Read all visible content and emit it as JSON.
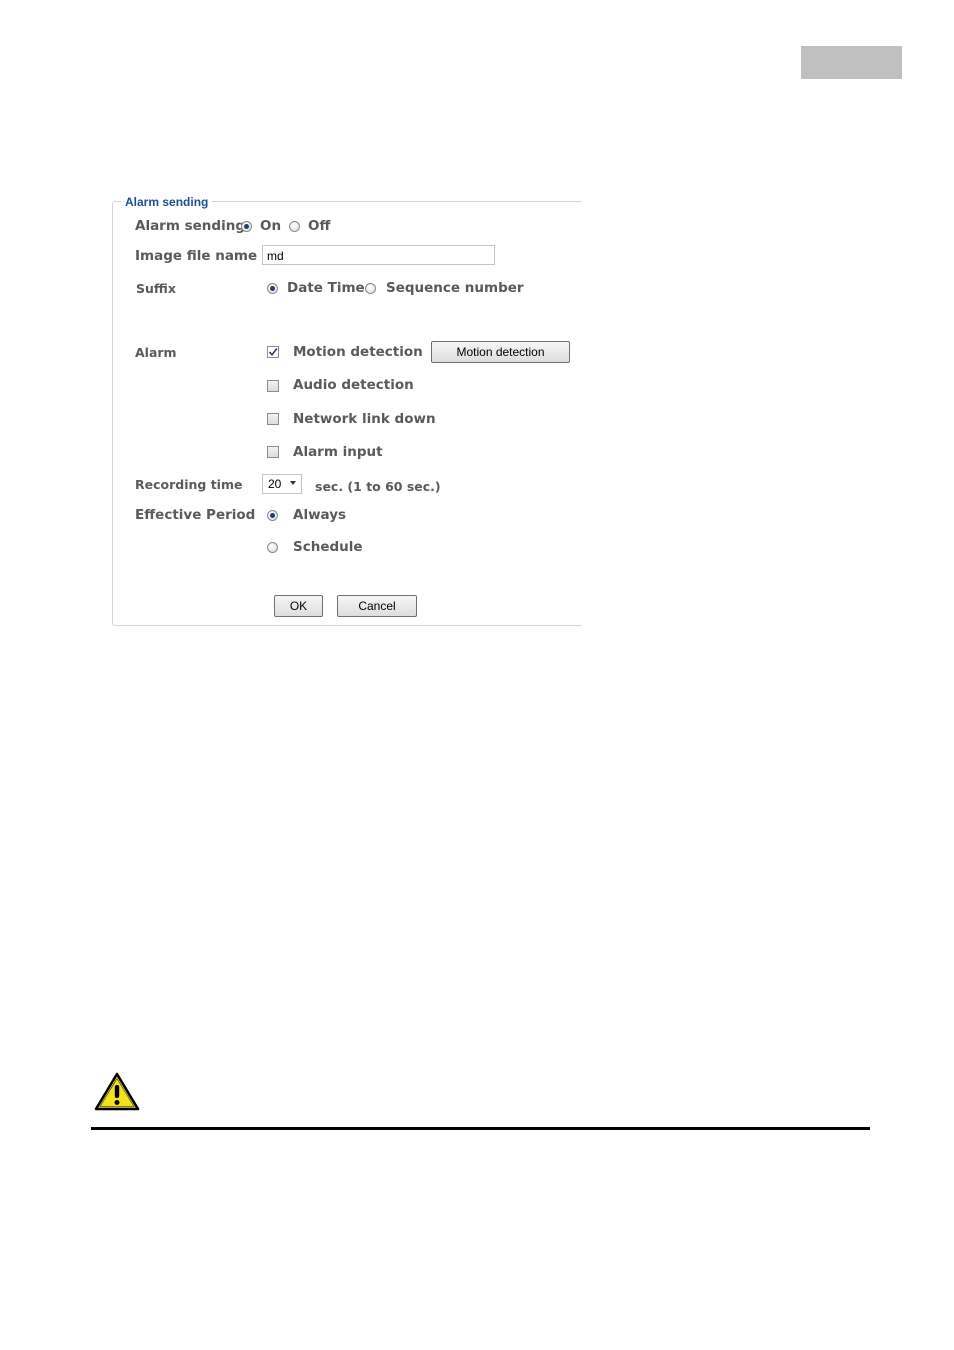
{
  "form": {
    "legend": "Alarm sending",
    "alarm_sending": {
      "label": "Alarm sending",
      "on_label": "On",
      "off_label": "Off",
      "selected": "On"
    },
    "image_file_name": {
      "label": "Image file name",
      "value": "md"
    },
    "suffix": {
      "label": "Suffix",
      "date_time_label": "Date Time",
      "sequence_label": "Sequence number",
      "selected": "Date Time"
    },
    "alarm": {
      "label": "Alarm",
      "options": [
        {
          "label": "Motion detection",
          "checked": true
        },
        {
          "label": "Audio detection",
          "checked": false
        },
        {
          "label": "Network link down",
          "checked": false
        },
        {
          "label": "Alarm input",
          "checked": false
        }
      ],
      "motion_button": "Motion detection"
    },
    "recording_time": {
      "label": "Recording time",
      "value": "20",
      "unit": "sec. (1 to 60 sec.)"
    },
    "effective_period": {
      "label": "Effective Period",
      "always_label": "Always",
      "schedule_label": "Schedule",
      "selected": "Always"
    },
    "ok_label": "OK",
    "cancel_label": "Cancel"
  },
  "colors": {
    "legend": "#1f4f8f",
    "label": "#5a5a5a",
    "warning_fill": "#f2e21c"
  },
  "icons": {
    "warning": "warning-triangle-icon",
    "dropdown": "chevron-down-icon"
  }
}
^^^^
## WRITTEN EXERCISE
Without including any picture, retype the entries exactly.

## FINAL RESULT
Read all visible content and emit it as JSON.
{
  "form": {
    "legend": "Alarm sending",
    "alarm_sending": {
      "label": "Alarm sending",
      "on_label": "On",
      "off_label": "Off",
      "selected": "On"
    },
    "image_file_name": {
      "label": "Image file name",
      "value": "md"
    },
    "suffix": {
      "label": "Suffix",
      "date_time_label": "Date Time",
      "sequence_label": "Sequence number",
      "selected": "Date Time"
    },
    "alarm": {
      "label": "Alarm",
      "options": [
        {
          "label": "Motion detection",
          "checked": true
        },
        {
          "label": "Audio detection",
          "checked": false
        },
        {
          "label": "Network link down",
          "checked": false
        },
        {
          "label": "Alarm input",
          "checked": false
        }
      ],
      "motion_button": "Motion detection"
    },
    "recording_time": {
      "label": "Recording time",
      "value": "20",
      "unit": "sec. (1 to 60 sec.)"
    },
    "effective_period": {
      "label": "Effective Period",
      "always_label": "Always",
      "schedule_label": "Schedule",
      "selected": "Always"
    },
    "ok_label": "OK",
    "cancel_label": "Cancel"
  },
  "colors": {
    "legend": "#1f4f8f",
    "label": "#5a5a5a",
    "warning_fill": "#f2e21c"
  },
  "icons": {
    "warning": "warning-triangle-icon",
    "dropdown": "chevron-down-icon"
  }
}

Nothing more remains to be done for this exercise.